Transcribe all of the material exactly.
-------------------------
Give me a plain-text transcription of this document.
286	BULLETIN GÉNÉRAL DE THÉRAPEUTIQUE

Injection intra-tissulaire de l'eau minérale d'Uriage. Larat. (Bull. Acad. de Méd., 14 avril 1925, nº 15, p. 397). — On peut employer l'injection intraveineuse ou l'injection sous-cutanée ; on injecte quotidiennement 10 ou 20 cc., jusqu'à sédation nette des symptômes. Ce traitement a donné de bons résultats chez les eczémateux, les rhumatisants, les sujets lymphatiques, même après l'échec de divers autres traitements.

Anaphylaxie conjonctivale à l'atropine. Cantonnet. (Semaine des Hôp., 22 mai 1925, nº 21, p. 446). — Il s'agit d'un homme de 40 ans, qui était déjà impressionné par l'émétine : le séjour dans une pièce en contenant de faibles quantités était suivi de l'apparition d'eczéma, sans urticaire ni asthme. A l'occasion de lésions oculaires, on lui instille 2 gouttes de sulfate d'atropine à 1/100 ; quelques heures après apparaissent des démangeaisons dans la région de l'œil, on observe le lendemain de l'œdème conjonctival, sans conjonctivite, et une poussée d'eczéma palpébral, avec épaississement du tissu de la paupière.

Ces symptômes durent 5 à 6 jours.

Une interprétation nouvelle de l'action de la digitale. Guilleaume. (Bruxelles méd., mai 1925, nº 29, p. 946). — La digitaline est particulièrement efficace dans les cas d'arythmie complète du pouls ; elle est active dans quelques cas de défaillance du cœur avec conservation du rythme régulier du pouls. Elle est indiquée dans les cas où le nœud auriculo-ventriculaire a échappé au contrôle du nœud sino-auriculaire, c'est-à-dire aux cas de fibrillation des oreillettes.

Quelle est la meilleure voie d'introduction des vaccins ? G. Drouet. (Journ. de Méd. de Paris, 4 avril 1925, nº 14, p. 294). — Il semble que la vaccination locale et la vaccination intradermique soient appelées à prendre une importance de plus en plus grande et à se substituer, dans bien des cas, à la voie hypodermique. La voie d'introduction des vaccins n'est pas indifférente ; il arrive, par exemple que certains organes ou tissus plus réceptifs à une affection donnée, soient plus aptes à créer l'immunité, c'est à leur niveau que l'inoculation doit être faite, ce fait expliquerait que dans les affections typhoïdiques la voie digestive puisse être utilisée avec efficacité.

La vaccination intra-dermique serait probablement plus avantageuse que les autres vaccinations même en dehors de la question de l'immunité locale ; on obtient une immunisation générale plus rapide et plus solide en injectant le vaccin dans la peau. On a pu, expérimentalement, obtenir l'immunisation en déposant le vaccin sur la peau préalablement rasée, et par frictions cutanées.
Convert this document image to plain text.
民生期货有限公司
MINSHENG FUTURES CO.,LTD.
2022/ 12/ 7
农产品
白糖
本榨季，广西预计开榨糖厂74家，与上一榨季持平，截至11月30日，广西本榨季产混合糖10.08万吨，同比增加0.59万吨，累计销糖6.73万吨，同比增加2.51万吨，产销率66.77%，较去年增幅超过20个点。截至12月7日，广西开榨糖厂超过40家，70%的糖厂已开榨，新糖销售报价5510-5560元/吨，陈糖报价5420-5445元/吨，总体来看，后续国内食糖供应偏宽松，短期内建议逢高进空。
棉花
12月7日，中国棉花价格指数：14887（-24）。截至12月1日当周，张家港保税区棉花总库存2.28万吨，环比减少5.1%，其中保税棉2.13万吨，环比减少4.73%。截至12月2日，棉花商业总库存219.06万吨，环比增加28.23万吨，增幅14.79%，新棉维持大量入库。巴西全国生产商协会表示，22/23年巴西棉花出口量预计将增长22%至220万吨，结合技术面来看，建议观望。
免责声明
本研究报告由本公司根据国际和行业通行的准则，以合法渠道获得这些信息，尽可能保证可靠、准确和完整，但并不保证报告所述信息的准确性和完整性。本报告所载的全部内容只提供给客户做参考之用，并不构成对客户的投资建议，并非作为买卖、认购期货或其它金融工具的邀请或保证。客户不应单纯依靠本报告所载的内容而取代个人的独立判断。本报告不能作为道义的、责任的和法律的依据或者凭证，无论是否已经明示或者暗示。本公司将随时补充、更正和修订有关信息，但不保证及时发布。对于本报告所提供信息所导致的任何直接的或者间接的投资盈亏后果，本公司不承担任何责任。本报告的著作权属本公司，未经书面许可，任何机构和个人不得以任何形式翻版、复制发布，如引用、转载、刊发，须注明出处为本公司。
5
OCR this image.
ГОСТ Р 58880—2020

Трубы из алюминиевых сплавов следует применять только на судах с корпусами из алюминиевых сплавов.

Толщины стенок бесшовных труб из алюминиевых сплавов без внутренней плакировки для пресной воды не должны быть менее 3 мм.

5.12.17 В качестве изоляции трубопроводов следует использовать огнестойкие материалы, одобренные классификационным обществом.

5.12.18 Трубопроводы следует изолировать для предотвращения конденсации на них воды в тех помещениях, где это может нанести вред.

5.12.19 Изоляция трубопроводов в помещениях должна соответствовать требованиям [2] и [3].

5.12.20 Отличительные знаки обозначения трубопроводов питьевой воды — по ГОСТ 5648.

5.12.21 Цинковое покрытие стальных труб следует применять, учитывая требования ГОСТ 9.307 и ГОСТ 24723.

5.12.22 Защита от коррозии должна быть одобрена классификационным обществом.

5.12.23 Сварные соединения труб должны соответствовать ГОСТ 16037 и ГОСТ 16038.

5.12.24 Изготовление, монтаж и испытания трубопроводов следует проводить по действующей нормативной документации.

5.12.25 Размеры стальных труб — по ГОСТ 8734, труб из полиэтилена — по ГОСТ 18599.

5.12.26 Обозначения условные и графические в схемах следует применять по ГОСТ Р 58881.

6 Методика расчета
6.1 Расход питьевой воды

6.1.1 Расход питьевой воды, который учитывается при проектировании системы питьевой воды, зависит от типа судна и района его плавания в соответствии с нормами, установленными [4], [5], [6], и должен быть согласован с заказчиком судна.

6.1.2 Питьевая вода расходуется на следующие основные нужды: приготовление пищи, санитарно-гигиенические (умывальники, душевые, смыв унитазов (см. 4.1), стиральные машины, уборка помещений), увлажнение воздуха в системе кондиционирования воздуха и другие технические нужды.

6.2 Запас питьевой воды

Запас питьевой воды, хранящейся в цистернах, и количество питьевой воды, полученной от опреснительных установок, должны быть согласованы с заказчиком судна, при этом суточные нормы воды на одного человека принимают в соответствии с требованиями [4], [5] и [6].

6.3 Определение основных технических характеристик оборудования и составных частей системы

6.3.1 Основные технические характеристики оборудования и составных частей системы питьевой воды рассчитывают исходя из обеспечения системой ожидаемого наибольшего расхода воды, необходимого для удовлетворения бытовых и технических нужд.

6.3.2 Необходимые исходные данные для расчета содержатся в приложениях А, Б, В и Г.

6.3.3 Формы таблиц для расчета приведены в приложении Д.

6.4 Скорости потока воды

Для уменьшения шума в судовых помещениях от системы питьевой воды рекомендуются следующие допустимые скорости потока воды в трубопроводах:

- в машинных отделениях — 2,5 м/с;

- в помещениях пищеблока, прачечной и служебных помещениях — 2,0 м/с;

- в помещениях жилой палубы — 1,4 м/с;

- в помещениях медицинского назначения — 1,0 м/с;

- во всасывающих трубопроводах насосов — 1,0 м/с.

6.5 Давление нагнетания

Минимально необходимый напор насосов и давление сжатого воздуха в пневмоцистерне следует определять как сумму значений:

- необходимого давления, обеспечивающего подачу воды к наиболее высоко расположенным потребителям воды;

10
-------------------------
* The reply *
Give me a plain-text transcription of this document.
286	BULLETIN GÉNÉRAL DE THÉRAPEUTIQUE

Injection intra-tissulaire de l'eau minérale d'Uriage. Larat. (Bull. Acad. de Méd., 14 avril 1925, nº 15, p. 397). — On peut employer l'injection intraveineuse ou l'injection sous-cutanée ; on injecte quotidiennement 10 ou 20 cc., jusqu'à sédation nette des symptômes. Ce traitement a donné de bons résultats chez les eczémateux, les rhumatisants, les sujets lymphatiques, même après l'échec de divers autres traitements.

Anaphylaxie conjonctivale à l'atropine. Cantonnet. (Semaine des Hôp., 22 mai 1925, nº 21, p. 446). — Il s'agit d'un homme de 40 ans, qui était déjà impressionné par l'émétine : le séjour dans une pièce en contenant de faibles quantités était suivi de l'apparition d'eczéma, sans urticaire ni asthme. A l'occasion de lésions oculaires, on lui instille 2 gouttes de sulfate d'atropine à 1/100 ; quelques heures après apparaissent des démangeaisons dans la région de l'œil, on observe le lendemain de l'œdème conjonctival, sans conjonctivite, et une poussée d'eczéma palpébral, avec épaississement du tissu de la paupière.

Ces symptômes durent 5 à 6 jours.

Une interprétation nouvelle de l'action de la digitale. Guilleaume. (Bruxelles méd., mai 1925, nº 29, p. 946). — La digitaline est particulièrement efficace dans les cas d'arythmie complète du pouls ; elle est active dans quelques cas de défaillance du cœur avec conservation du rythme régulier du pouls. Elle est indiquée dans les cas où le nœud auriculo-ventriculaire a échappé au contrôle du nœud sino-auriculaire, c'est-à-dire aux cas de fibrillation des oreillettes.

Quelle est la meilleure voie d'introduction des vaccins ? G. Drouet. (Journ. de Méd. de Paris, 4 avril 1925, nº 14, p. 294). — Il semble que la vaccination locale et la vaccination intradermique soient appelées à prendre une importance de plus en plus grande et à se substituer, dans bien des cas, à la voie hypodermique. La voie d'introduction des vaccins n'est pas indifférente ; il arrive, par exemple que certains organes ou tissus plus réceptifs à une affection donnée, soient plus aptes à créer l'immunité, c'est à leur niveau que l'inoculation doit être faite, ce fait expliquerait que dans les affections typhoïdiques la voie digestive puisse être utilisée avec efficacité.

La vaccination intra-dermique serait probablement plus avantageuse que les autres vaccinations même en dehors de la question de l'immunité locale ; on obtient une immunisation générale plus rapide et plus solide en injectant le vaccin dans la peau. On a pu, expérimentalement, obtenir l'immunisation en déposant le vaccin sur la peau préalablement rasée, et par frictions cutanées.
Convert this document image to plain text.
民生期货有限公司
MINSHENG FUTURES CO.,LTD.
2022/ 12/ 7
农产品
白糖
本榨季，广西预计开榨糖厂74家，与上一榨季持平，截至11月30日，广西本榨季产混合糖10.08万吨，同比增加0.59万吨，累计销糖6.73万吨，同比增加2.51万吨，产销率66.77%，较去年增幅超过20个点。截至12月7日，广西开榨糖厂超过40家，70%的糖厂已开榨，新糖销售报价5510-5560元/吨，陈糖报价5420-5445元/吨，总体来看，后续国内食糖供应偏宽松，短期内建议逢高进空。
棉花
12月7日，中国棉花价格指数：14887（-24）。截至12月1日当周，张家港保税区棉花总库存2.28万吨，环比减少5.1%，其中保税棉2.13万吨，环比减少4.73%。截至12月2日，棉花商业总库存219.06万吨，环比增加28.23万吨，增幅14.79%，新棉维持大量入库。巴西全国生产商协会表示，22/23年巴西棉花出口量预计将增长22%至220万吨，结合技术面来看，建议观望。
免责声明
本研究报告由本公司根据国际和行业通行的准则，以合法渠道获得这些信息，尽可能保证可靠、准确和完整，但并不保证报告所述信息的准确性和完整性。本报告所载的全部内容只提供给客户做参考之用，并不构成对客户的投资建议，并非作为买卖、认购期货或其它金融工具的邀请或保证。客户不应单纯依靠本报告所载的内容而取代个人的独立判断。本报告不能作为道义的、责任的和法律的依据或者凭证，无论是否已经明示或者暗示。本公司将随时补充、更正和修订有关信息，但不保证及时发布。对于本报告所提供信息所导致的任何直接的或者间接的投资盈亏后果，本公司不承担任何责任。本报告的著作权属本公司，未经书面许可，任何机构和个人不得以任何形式翻版、复制发布，如引用、转载、刊发，须注明出处为本公司。
5
OCR this image.
ГОСТ Р 58880—2020

Трубы из алюминиевых сплавов следует применять только на судах с корпусами из алюминиевых сплавов.

Толщины стенок бесшовных труб из алюминиевых сплавов без внутренней плакировки для пресной воды не должны быть менее 3 мм.

5.12.17 В качестве изоляции трубопроводов следует использовать огнестойкие материалы, одобренные классификационным обществом.

5.12.18 Трубопроводы следует изолировать для предотвращения конденсации на них воды в тех помещениях, где это может нанести вред.

5.12.19 Изоляция трубопроводов в помещениях должна соответствовать требованиям [2] и [3].

5.12.20 Отличительные знаки обозначения трубопроводов питьевой воды — по ГОСТ 5648.

5.12.21 Цинковое покрытие стальных труб следует применять, учитывая требования ГОСТ 9.307 и ГОСТ 24723.

5.12.22 Защита от коррозии должна быть одобрена классификационным обществом.

5.12.23 Сварные соединения труб должны соответствовать ГОСТ 16037 и ГОСТ 16038.

5.12.24 Изготовление, монтаж и испытания трубопроводов следует проводить по действующей нормативной документации.

5.12.25 Размеры стальных труб — по ГОСТ 8734, труб из полиэтилена — по ГОСТ 18599.

5.12.26 Обозначения условные и графические в схемах следует применять по ГОСТ Р 58881.

6 Методика расчета
6.1 Расход питьевой воды

6.1.1 Расход питьевой воды, который учитывается при проектировании системы питьевой воды, зависит от типа судна и района его плавания в соответствии с нормами, установленными [4], [5], [6], и должен быть согласован с заказчиком судна.

6.1.2 Питьевая вода расходуется на следующие основные нужды: приготовление пищи, санитарно-гигиенические (умывальники, душевые, смыв унитазов (см. 4.1), стиральные машины, уборка помещений), увлажнение воздуха в системе кондиционирования воздуха и другие технические нужды.

6.2 Запас питьевой воды

Запас питьевой воды, хранящейся в цистернах, и количество питьевой воды, полученной от опреснительных установок, должны быть согласованы с заказчиком судна, при этом суточные нормы воды на одного человека принимают в соответствии с требованиями [4], [5] и [6].

6.3 Определение основных технических характеристик оборудования и составных частей системы

6.3.1 Основные технические характеристики оборудования и составных частей системы питьевой воды рассчитывают исходя из обеспечения системой ожидаемого наибольшего расхода воды, необходимого для удовлетворения бытовых и технических нужд.

6.3.2 Необходимые исходные данные для расчета содержатся в приложениях А, Б, В и Г.

6.3.3 Формы таблиц для расчета приведены в приложении Д.

6.4 Скорости потока воды

Для уменьшения шума в судовых помещениях от системы питьевой воды рекомендуются следующие допустимые скорости потока воды в трубопроводах:

- в машинных отделениях — 2,5 м/с;

- в помещениях пищеблока, прачечной и служебных помещениях — 2,0 м/с;

- в помещениях жилой палубы — 1,4 м/с;

- в помещениях медицинского назначения — 1,0 м/с;

- во всасывающих трубопроводах насосов — 1,0 м/с.

6.5 Давление нагнетания

Минимально необходимый напор насосов и давление сжатого воздуха в пневмоцистерне следует определять как сумму значений:

- необходимого давления, обеспечивающего подачу воды к наиболее высоко расположенным потребителям воды;

10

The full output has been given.